[Stated exercise]
In the records below, find each line containing the word "JSON" and copy it.
------
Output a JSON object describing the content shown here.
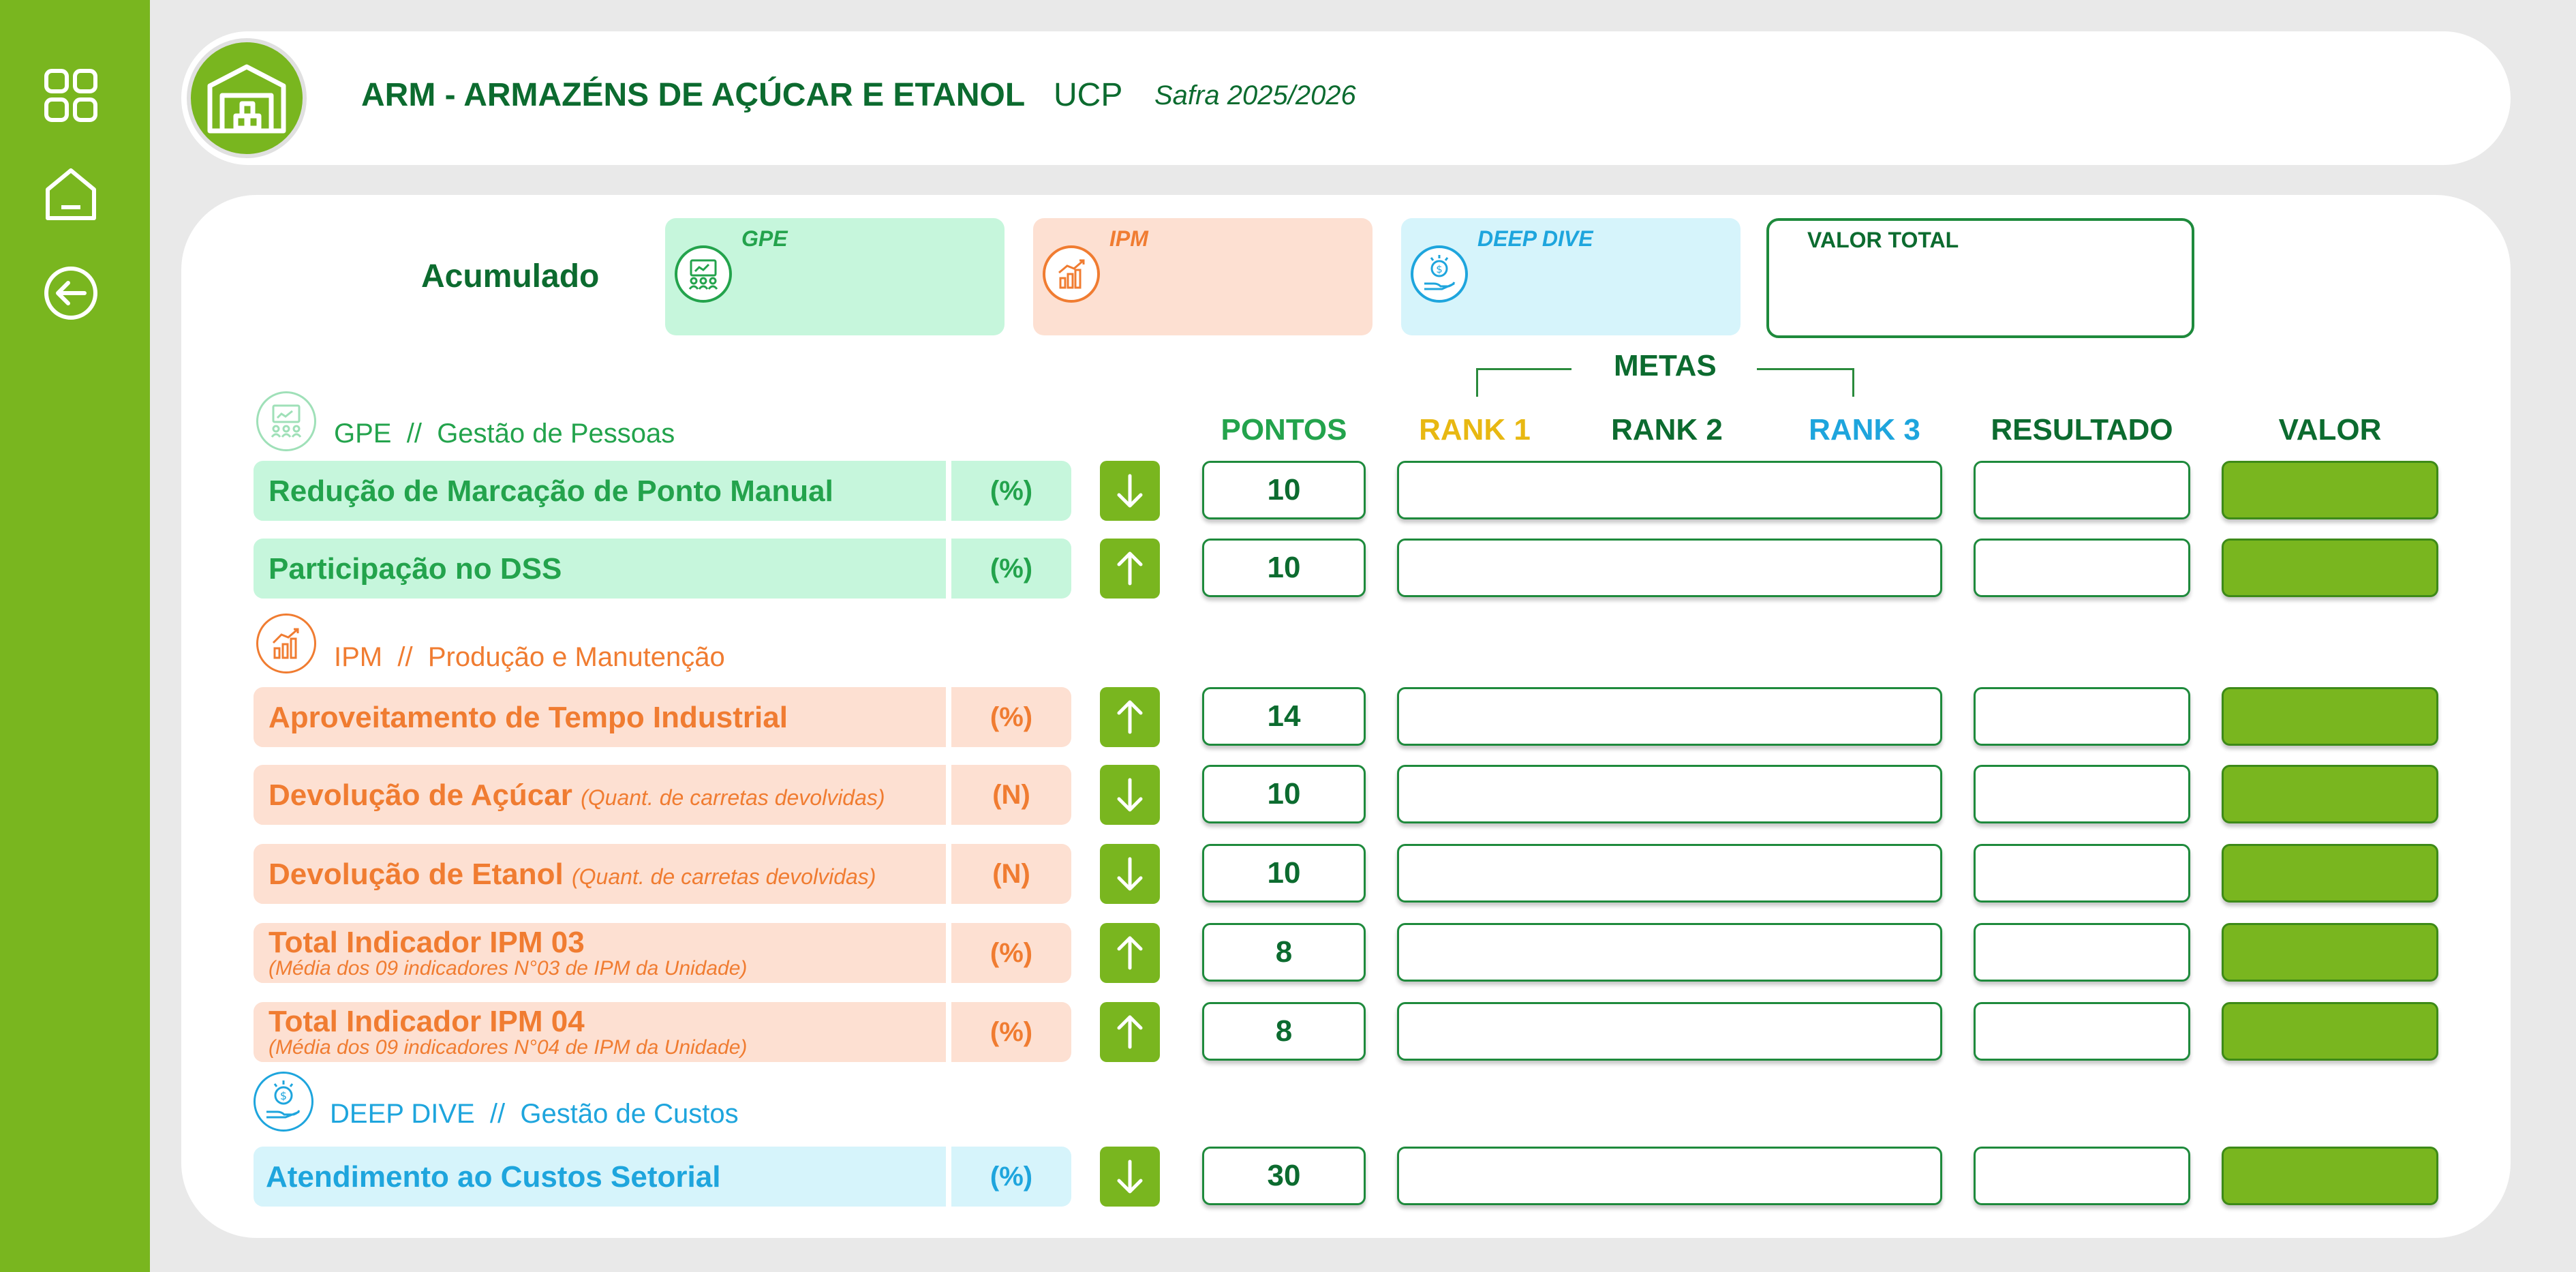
{
  "header": {
    "title": "ARM - ARMAZÉNS DE AÇÚCAR E ETANOL",
    "unit": "UCP",
    "safra": "Safra 2025/2026",
    "logo_icon": "warehouse-icon"
  },
  "sidebar": {
    "items": [
      {
        "icon": "grid-icon"
      },
      {
        "icon": "home-icon"
      },
      {
        "icon": "back-arrow-icon"
      }
    ]
  },
  "summary": {
    "acumulado_label": "Acumulado",
    "cards": [
      {
        "label": "GPE",
        "icon": "people-presentation-icon",
        "color": "#23a34c"
      },
      {
        "label": "IPM",
        "icon": "growth-chart-icon",
        "color": "#f07c31"
      },
      {
        "label": "DEEP DIVE",
        "icon": "money-hand-icon",
        "color": "#1ea5dd"
      }
    ],
    "valor_total_label": "VALOR TOTAL"
  },
  "columns": {
    "metas": "METAS",
    "pontos": "PONTOS",
    "rank1": "RANK 1",
    "rank2": "RANK 2",
    "rank3": "RANK 3",
    "resultado": "RESULTADO",
    "valor": "VALOR"
  },
  "sections": {
    "gpe": {
      "code": "GPE",
      "sep": "//",
      "name": "Gestão de Pessoas"
    },
    "ipm": {
      "code": "IPM",
      "sep": "//",
      "name": "Produção e Manutenção"
    },
    "deep": {
      "code": "DEEP DIVE",
      "sep": "//",
      "name": "Gestão de Custos"
    }
  },
  "rows": [
    {
      "name": "Redução de Marcação de Ponto Manual",
      "unit": "(%)",
      "arrow": "down",
      "pontos": "10"
    },
    {
      "name": "Participação no DSS",
      "unit": "(%)",
      "arrow": "up",
      "pontos": "10"
    },
    {
      "name": "Aproveitamento de Tempo Industrial",
      "unit": "(%)",
      "arrow": "up",
      "pontos": "14"
    },
    {
      "name": "Devolução de Açúcar",
      "sub": "(Quant. de carretas devolvidas)",
      "unit": "(N)",
      "arrow": "down",
      "pontos": "10"
    },
    {
      "name": "Devolução de Etanol",
      "sub": "(Quant. de carretas devolvidas)",
      "unit": "(N)",
      "arrow": "down",
      "pontos": "10"
    },
    {
      "name": "Total Indicador IPM 03",
      "sub": "(Média dos 09 indicadores N°03 de IPM da Unidade)",
      "unit": "(%)",
      "arrow": "up",
      "pontos": "8"
    },
    {
      "name": "Total Indicador IPM 04",
      "sub": "(Média dos 09 indicadores N°04 de IPM da Unidade)",
      "unit": "(%)",
      "arrow": "up",
      "pontos": "8"
    },
    {
      "name": "Atendimento ao Custos Setorial",
      "unit": "(%)",
      "arrow": "down",
      "pontos": "30"
    }
  ],
  "colors": {
    "brand_green": "#79b61f",
    "dark_green": "#0c6b2f",
    "gpe_green": "#23a34c",
    "ipm_orange": "#f07c31",
    "deep_blue": "#1ea5dd",
    "rank1_yellow": "#e8b812"
  }
}
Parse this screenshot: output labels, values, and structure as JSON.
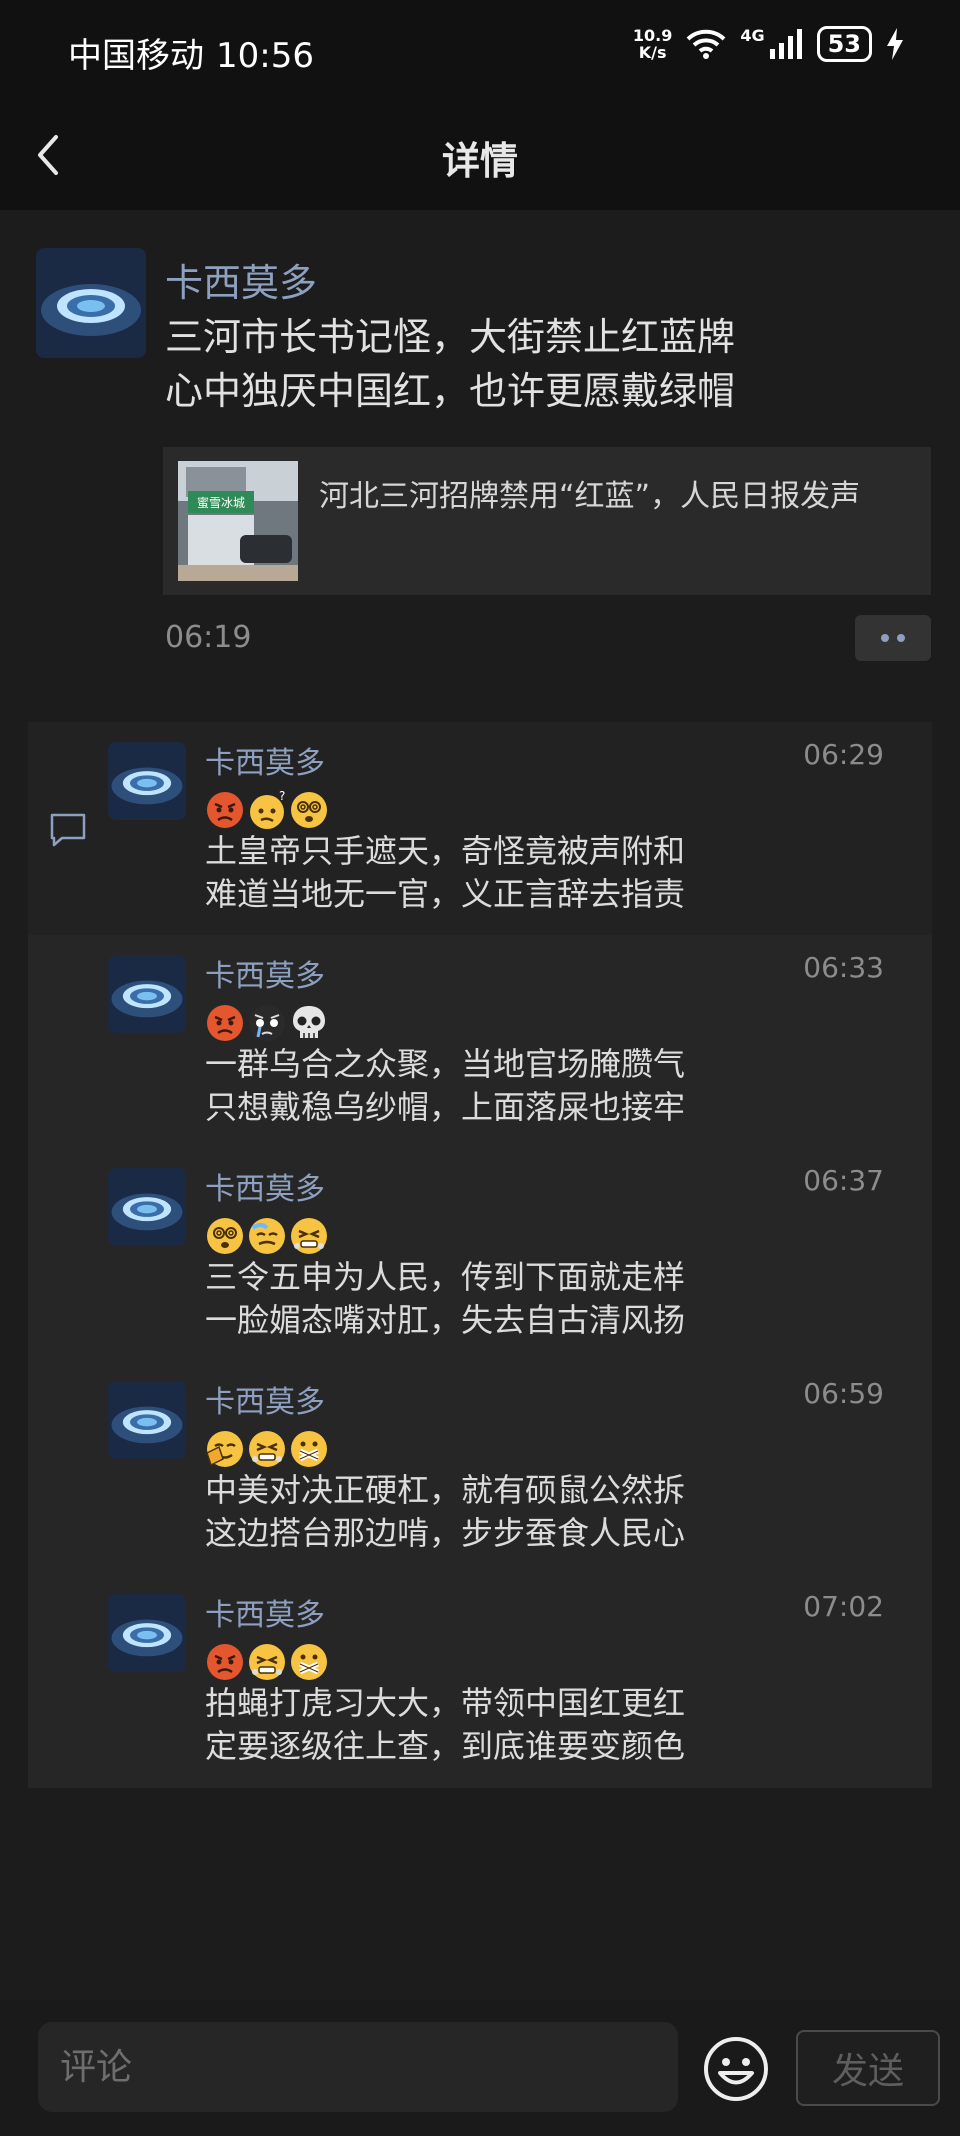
{
  "status_bar": {
    "carrier": "中国移动",
    "time": "10:56",
    "net_speed_value": "10.9",
    "net_speed_unit": "K/s",
    "network_type": "4G",
    "battery": "53"
  },
  "header": {
    "title": "详情",
    "back_icon": "chevron-left-icon"
  },
  "post": {
    "author": "卡西莫多",
    "text_line1": "三河市长书记怪，大街禁止红蓝牌",
    "text_line2": "心中独厌中国红，也许更愿戴绿帽",
    "link_title": "河北三河招牌禁用“红蓝”，人民日报发声",
    "thumb_sign_text": "蜜雪冰城",
    "time": "06:19"
  },
  "comments": [
    {
      "author": "卡西莫多",
      "time": "06:29",
      "emojis": [
        "angry-face-icon",
        "confused-face-icon",
        "dizzy-face-icon"
      ],
      "line1": "土皇帝只手遮天，奇怪竟被声附和",
      "line2": "难道当地无一官，义正言辞去指责"
    },
    {
      "author": "卡西莫多",
      "time": "06:33",
      "emojis": [
        "angry-face-icon",
        "crying-face-icon",
        "skull-icon"
      ],
      "line1": "一群乌合之众聚，当地官场腌臜气",
      "line2": "只想戴稳乌纱帽，上面落屎也接牢"
    },
    {
      "author": "卡西莫多",
      "time": "06:37",
      "emojis": [
        "dizzy-face-icon",
        "sweat-face-icon",
        "triumph-face-icon"
      ],
      "line1": "三令五申为人民，传到下面就走样",
      "line2": "一脸媚态嘴对肛，失去自古清风扬"
    },
    {
      "author": "卡西莫多",
      "time": "06:59",
      "emojis": [
        "facepalm-icon",
        "triumph-face-icon",
        "zipped-mouth-icon"
      ],
      "line1": "中美对决正硬杠，就有硕鼠公然拆",
      "line2": "这边搭台那边啃，步步蚕食人民心"
    },
    {
      "author": "卡西莫多",
      "time": "07:02",
      "emojis": [
        "angry-face-icon",
        "triumph-face-icon",
        "zipped-mouth-icon"
      ],
      "line1": "拍蝇打虎习大大，带领中国红更红",
      "line2": "定要逐级往上查，到底谁要变颜色"
    }
  ],
  "bottom_bar": {
    "input_placeholder": "评论",
    "emoji_button_icon": "smiley-icon",
    "send_label": "发送"
  },
  "colors": {
    "background": "#1c1c1c",
    "author_name": "#8ea0bf",
    "comment_panel": "#262626"
  }
}
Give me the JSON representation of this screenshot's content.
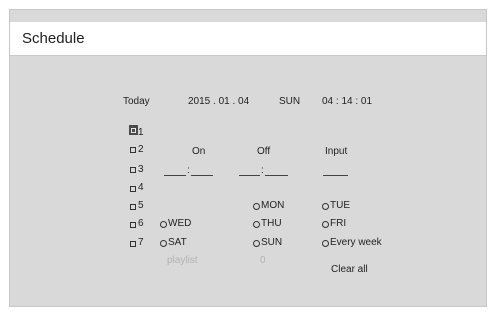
{
  "window": {
    "title": "Schedule"
  },
  "status": {
    "today_label": "Today",
    "date": "2015 . 01 . 04",
    "weekday": "SUN",
    "time": "04 : 14 : 01"
  },
  "schedules": [
    {
      "label": "1",
      "checked": true
    },
    {
      "label": "2",
      "checked": false
    },
    {
      "label": "3",
      "checked": false
    },
    {
      "label": "4",
      "checked": false
    },
    {
      "label": "5",
      "checked": false
    },
    {
      "label": "6",
      "checked": false
    },
    {
      "label": "7",
      "checked": false
    }
  ],
  "columns": {
    "on": "On",
    "off": "Off",
    "input": "Input"
  },
  "time_separator": ":",
  "days": {
    "mon": "MON",
    "tue": "TUE",
    "wed": "WED",
    "thu": "THU",
    "fri": "FRI",
    "sat": "SAT",
    "sun": "SUN",
    "every_week": "Every week"
  },
  "playlist": {
    "label": "playlist",
    "value": "0"
  },
  "clear_all": "Clear all"
}
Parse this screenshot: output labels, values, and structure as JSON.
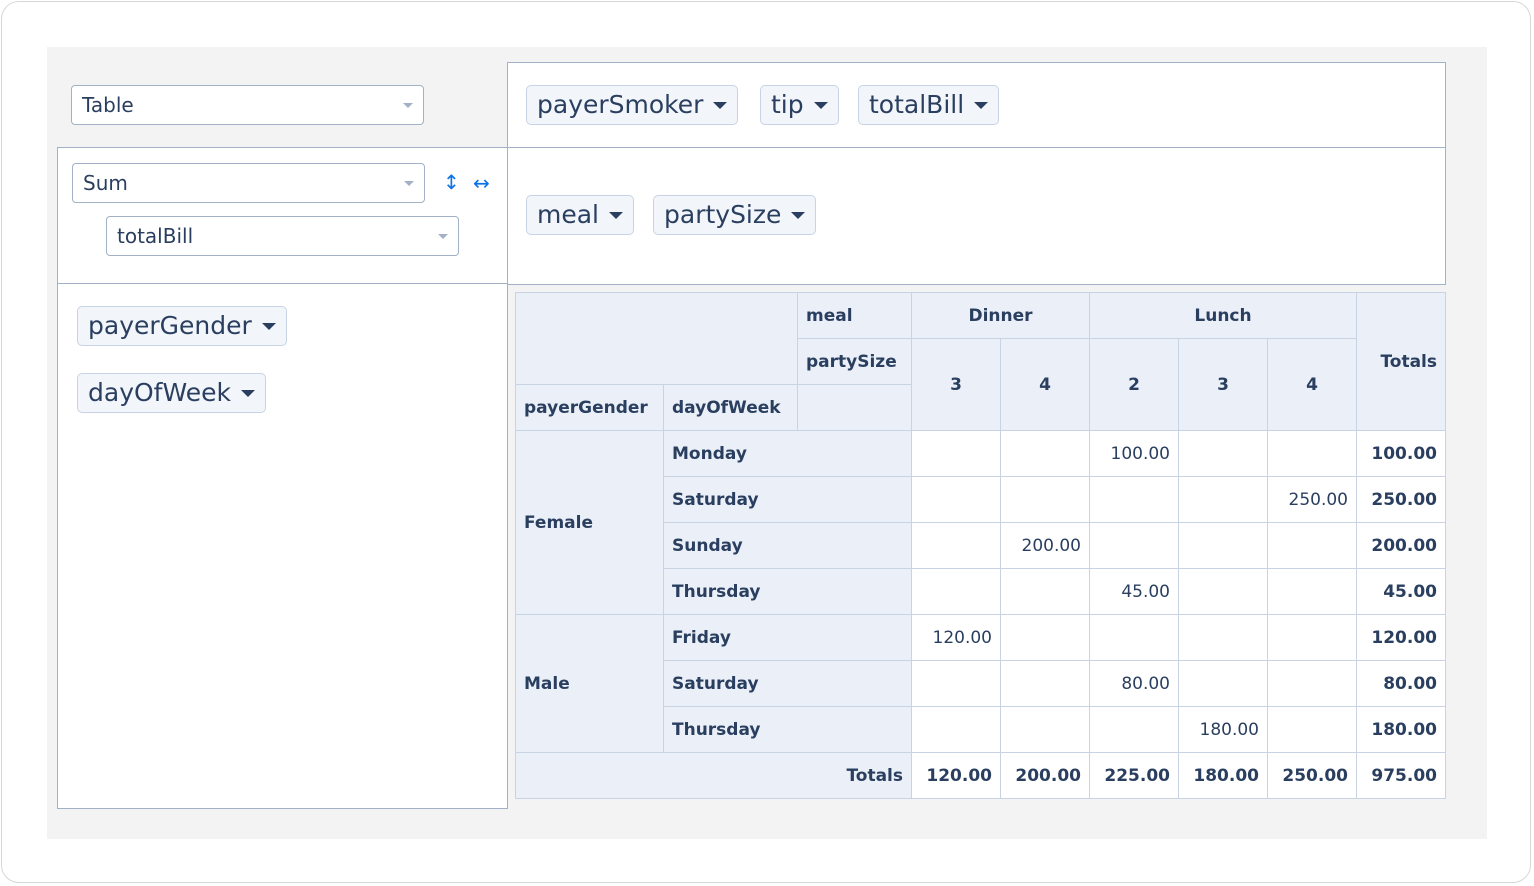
{
  "renderer_select": {
    "value": "Table"
  },
  "aggregator": {
    "select_value": "Sum",
    "attr_value": "totalBill",
    "row_order_icon": "↕",
    "col_order_icon": "↔"
  },
  "unused_attrs": [
    "payerSmoker",
    "tip",
    "totalBill"
  ],
  "col_attrs": [
    "meal",
    "partySize"
  ],
  "row_attrs": [
    "payerGender",
    "dayOfWeek"
  ],
  "table": {
    "col_attr_labels": [
      "meal",
      "partySize"
    ],
    "row_attr_labels": [
      "payerGender",
      "dayOfWeek"
    ],
    "meal_headers": [
      {
        "label": "Dinner",
        "span": 2
      },
      {
        "label": "Lunch",
        "span": 3
      }
    ],
    "party_size_headers": [
      "3",
      "4",
      "2",
      "3",
      "4"
    ],
    "totals_label": "Totals",
    "groups": [
      {
        "gender": "Female",
        "rows": [
          {
            "day": "Monday",
            "cells": [
              "",
              "",
              "100.00",
              "",
              ""
            ],
            "total": "100.00"
          },
          {
            "day": "Saturday",
            "cells": [
              "",
              "",
              "",
              "",
              "250.00"
            ],
            "total": "250.00"
          },
          {
            "day": "Sunday",
            "cells": [
              "",
              "200.00",
              "",
              "",
              ""
            ],
            "total": "200.00"
          },
          {
            "day": "Thursday",
            "cells": [
              "",
              "",
              "45.00",
              "",
              ""
            ],
            "total": "45.00"
          }
        ]
      },
      {
        "gender": "Male",
        "rows": [
          {
            "day": "Friday",
            "cells": [
              "120.00",
              "",
              "",
              "",
              ""
            ],
            "total": "120.00"
          },
          {
            "day": "Saturday",
            "cells": [
              "",
              "",
              "80.00",
              "",
              ""
            ],
            "total": "80.00"
          },
          {
            "day": "Thursday",
            "cells": [
              "",
              "",
              "",
              "180.00",
              ""
            ],
            "total": "180.00"
          }
        ]
      }
    ],
    "col_totals": [
      "120.00",
      "200.00",
      "225.00",
      "180.00",
      "250.00"
    ],
    "grand_total": "975.00"
  }
}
------
[Solution]
Output a JSON object describing the content shown here.
Parse this screenshot: output labels, values, and structure as JSON.
Give me the JSON representation of this screenshot's content.
Parse this screenshot: output labels, values, and structure as JSON.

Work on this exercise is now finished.